──────── Extracted records

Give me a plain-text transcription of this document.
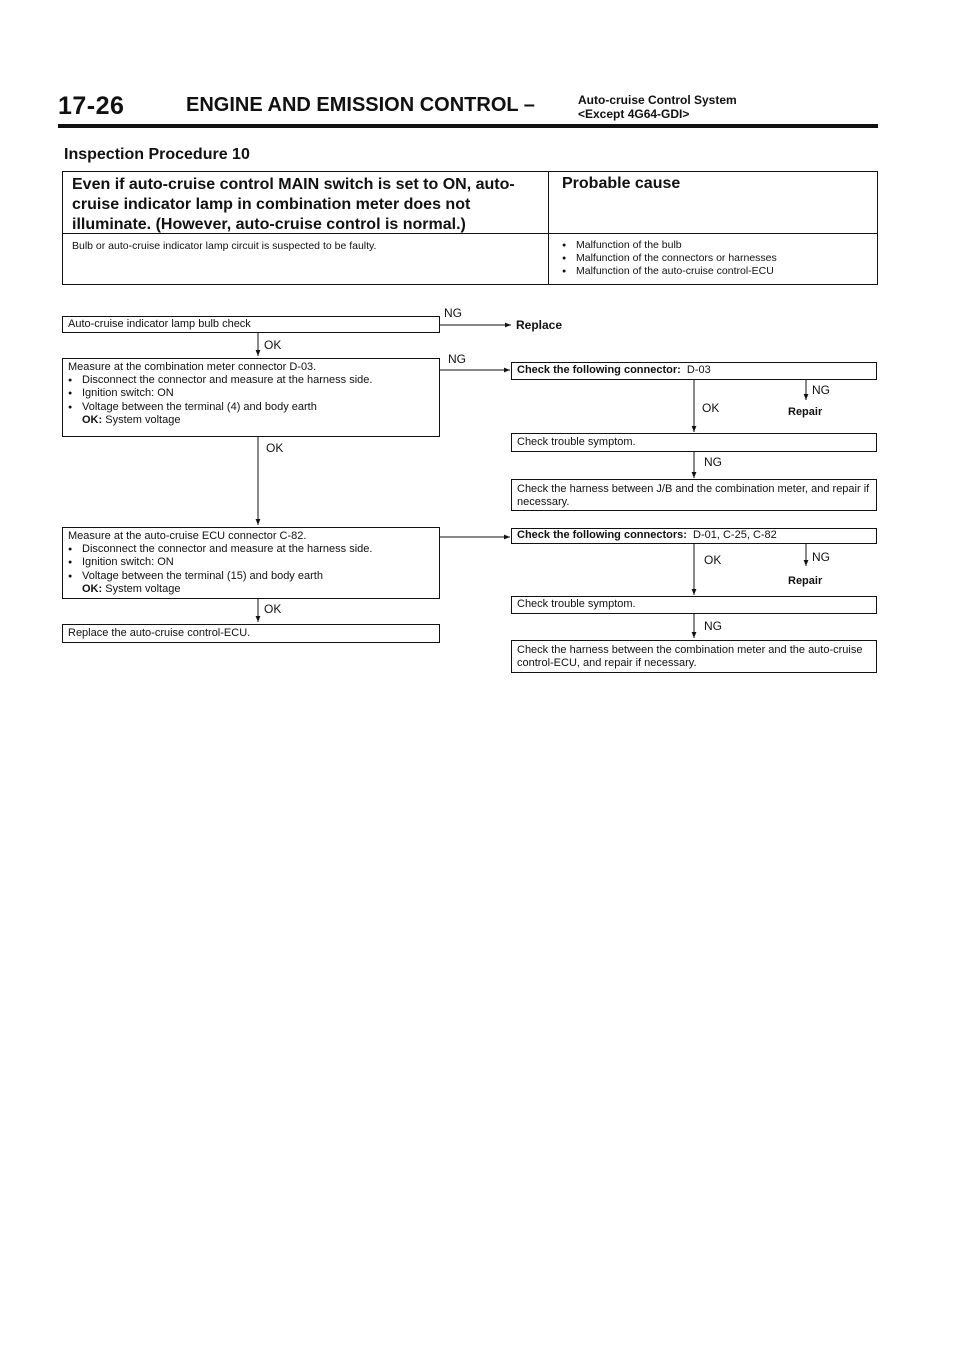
17-26	ENGINE AND EMISSION CONTROL –	Auto-cruise Control System
<Except 4G64-GDI>
Inspection Procedure 10
Even if auto-cruise control MAIN switch is set to ON, auto-cruise indicator lamp in combination meter does not illuminate. (However, auto-cruise control is normal.)
Probable cause
Bulb or auto-cruise indicator lamp circuit is suspected to be faulty.
●	Malfunction of the bulb
● Malfunction of the connectors or harnesses
● Malfunction of the auto-cruise control-ECU
Auto-cruise indicator lamp bulb check
NG
Replace
OK
Measure at the combination meter connector D-03.
● Disconnect the connector and measure at the harness side.
● Ignition switch: ON
● Voltage between the terminal (4) and body earth
OK: System voltage
NG
OK
Check the following connector: D-03
NG
OK	Repair
Check trouble symptom.
NG
Check the harness between J/B and the combination meter, and repair if necessary.
Measure at the auto-cruise ECU connector C-82.
● Disconnect the connector and measure at the harness side.
● Ignition switch: ON
● Voltage between the terminal (15) and body earth
OK: System voltage
OK
Check the following connectors: D-01, C-25, C-82
OK	NG
Repair
Check trouble symptom.
NG
Replace the auto-cruise control-ECU.
Check the harness between the combination meter and the auto-cruise control-ECU, and repair if necessary.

────────────────

▶ [Exercise objective]
Copy the records exactly. Skip the pictures.

▶ [Response to this exercise]
Give me a plain-text transcription of this document.
17-26	ENGINE AND EMISSION CONTROL –	Auto-cruise Control System
<Except 4G64-GDI>
Inspection Procedure 10
Even if auto-cruise control MAIN switch is set to ON, auto-cruise indicator lamp in combination meter does not illuminate. (However, auto-cruise control is normal.)
Probable cause
Bulb or auto-cruise indicator lamp circuit is suspected to be faulty.
●	Malfunction of the bulb
● Malfunction of the connectors or harnesses
● Malfunction of the auto-cruise control-ECU
Auto-cruise indicator lamp bulb check
NG
Replace
OK
Measure at the combination meter connector D-03.
● Disconnect the connector and measure at the harness side.
● Ignition switch: ON
● Voltage between the terminal (4) and body earth
OK: System voltage
NG
OK
Check the following connector: D-03
NG
OK	Repair
Check trouble symptom.
NG
Check the harness between J/B and the combination meter, and repair if necessary.
Measure at the auto-cruise ECU connector C-82.
● Disconnect the connector and measure at the harness side.
● Ignition switch: ON
● Voltage between the terminal (15) and body earth
OK: System voltage
OK
Check the following connectors: D-01, C-25, C-82
OK	NG
Repair
Check trouble symptom.
NG
Replace the auto-cruise control-ECU.
Check the harness between the combination meter and the auto-cruise control-ECU, and repair if necessary.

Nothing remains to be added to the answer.